(A block of data)
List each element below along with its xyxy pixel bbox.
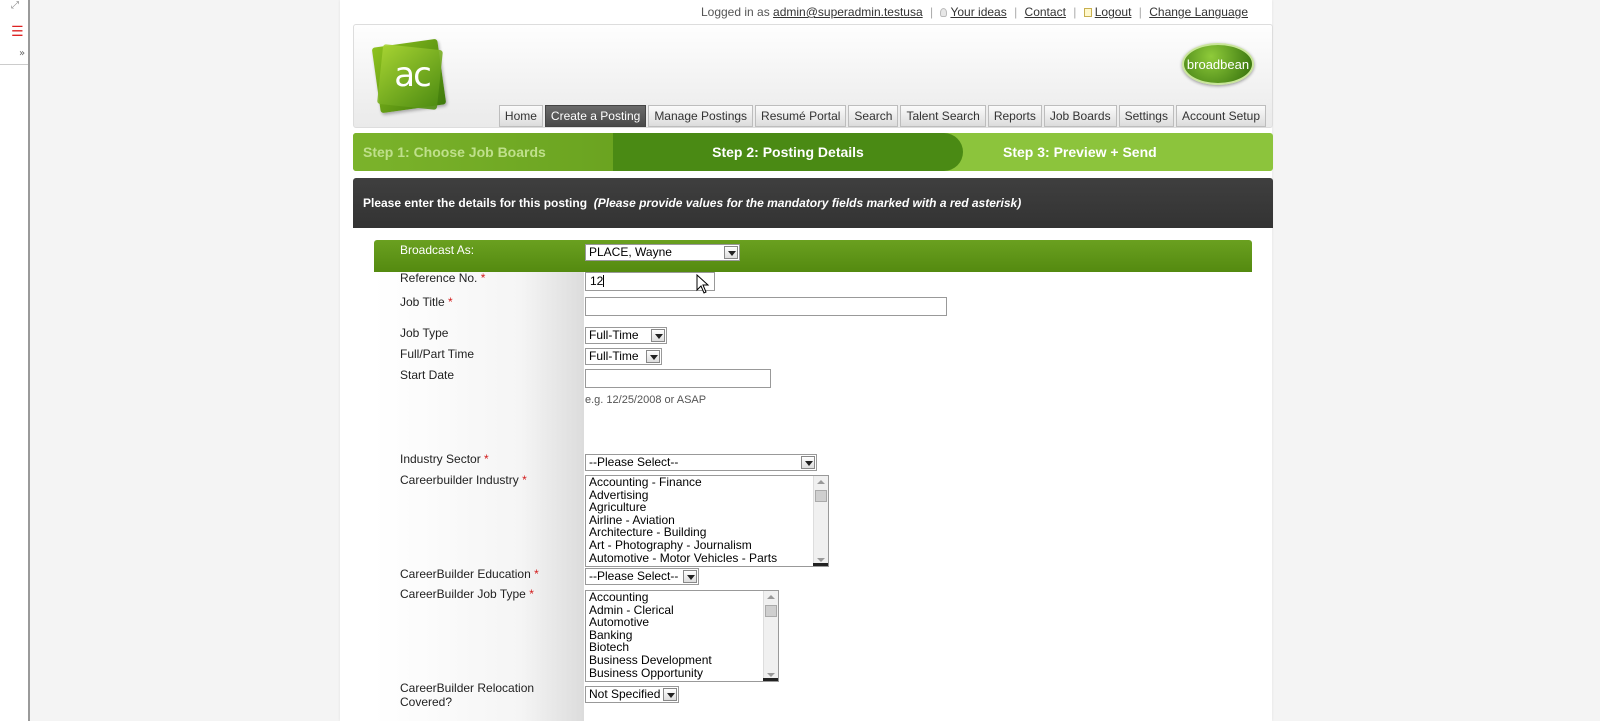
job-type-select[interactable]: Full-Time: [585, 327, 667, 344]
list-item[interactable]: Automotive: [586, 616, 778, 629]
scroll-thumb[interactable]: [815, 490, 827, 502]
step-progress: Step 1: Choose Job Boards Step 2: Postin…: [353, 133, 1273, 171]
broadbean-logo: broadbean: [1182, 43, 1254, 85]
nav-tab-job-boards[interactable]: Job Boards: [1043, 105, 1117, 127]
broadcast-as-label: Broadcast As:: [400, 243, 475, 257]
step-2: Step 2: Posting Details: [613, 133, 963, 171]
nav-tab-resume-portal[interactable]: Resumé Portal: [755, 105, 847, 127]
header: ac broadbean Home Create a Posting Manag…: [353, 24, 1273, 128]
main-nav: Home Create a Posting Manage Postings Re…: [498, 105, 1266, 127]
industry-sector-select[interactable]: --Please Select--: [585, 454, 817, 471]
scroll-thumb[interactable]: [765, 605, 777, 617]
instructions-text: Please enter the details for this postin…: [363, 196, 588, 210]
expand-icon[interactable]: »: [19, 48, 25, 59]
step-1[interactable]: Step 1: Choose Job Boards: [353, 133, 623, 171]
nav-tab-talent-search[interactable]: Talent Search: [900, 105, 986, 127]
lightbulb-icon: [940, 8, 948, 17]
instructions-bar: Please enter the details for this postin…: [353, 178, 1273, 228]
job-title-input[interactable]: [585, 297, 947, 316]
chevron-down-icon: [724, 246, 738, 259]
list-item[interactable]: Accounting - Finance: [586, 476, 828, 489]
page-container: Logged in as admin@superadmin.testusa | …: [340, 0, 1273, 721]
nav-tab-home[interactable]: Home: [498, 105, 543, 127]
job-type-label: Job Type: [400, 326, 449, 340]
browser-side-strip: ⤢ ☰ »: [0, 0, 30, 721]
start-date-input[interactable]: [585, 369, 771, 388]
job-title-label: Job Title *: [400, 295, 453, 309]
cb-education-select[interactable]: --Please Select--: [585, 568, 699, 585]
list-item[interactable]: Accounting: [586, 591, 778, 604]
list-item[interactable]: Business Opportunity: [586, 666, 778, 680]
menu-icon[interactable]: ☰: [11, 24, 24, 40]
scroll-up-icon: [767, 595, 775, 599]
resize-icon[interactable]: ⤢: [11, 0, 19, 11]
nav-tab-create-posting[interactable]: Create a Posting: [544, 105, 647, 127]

Requirement: Turn the listing lines into a numbered list, leaving out any blank lines. Begin at the line that contains "job-type-select[interactable]: Full-Time: [585, 327, 667, 344]" and stop after the line that contains "scroll-thumb[interactable]: [765, 605, 777, 617]".

Result:
1. job-type-select[interactable]: Full-Time: [585, 327, 667, 344]
2. list-item[interactable]: Automotive: [586, 616, 778, 629]
3. scroll-thumb[interactable]: [815, 490, 827, 502]
4. step-progress: Step 1: Choose Job Boards Step 2: Postin…: [353, 133, 1273, 171]
5. broadbean-logo: broadbean: [1182, 43, 1254, 85]
6. nav-tab-job-boards[interactable]: Job Boards: [1043, 105, 1117, 127]
7. broadcast-as-label: Broadcast As:: [400, 243, 475, 257]
8. step-2: Step 2: Posting Details: [613, 133, 963, 171]
9. nav-tab-resume-portal[interactable]: Resumé Portal: [755, 105, 847, 127]
10. header: ac broadbean Home Create a Posting Manag…: [353, 24, 1273, 128]
11. main-nav: Home Create a Posting Manage Postings Re…: [498, 105, 1266, 127]
12. industry-sector-select[interactable]: --Please Select--: [585, 454, 817, 471]
13. scroll-thumb[interactable]: [765, 605, 777, 617]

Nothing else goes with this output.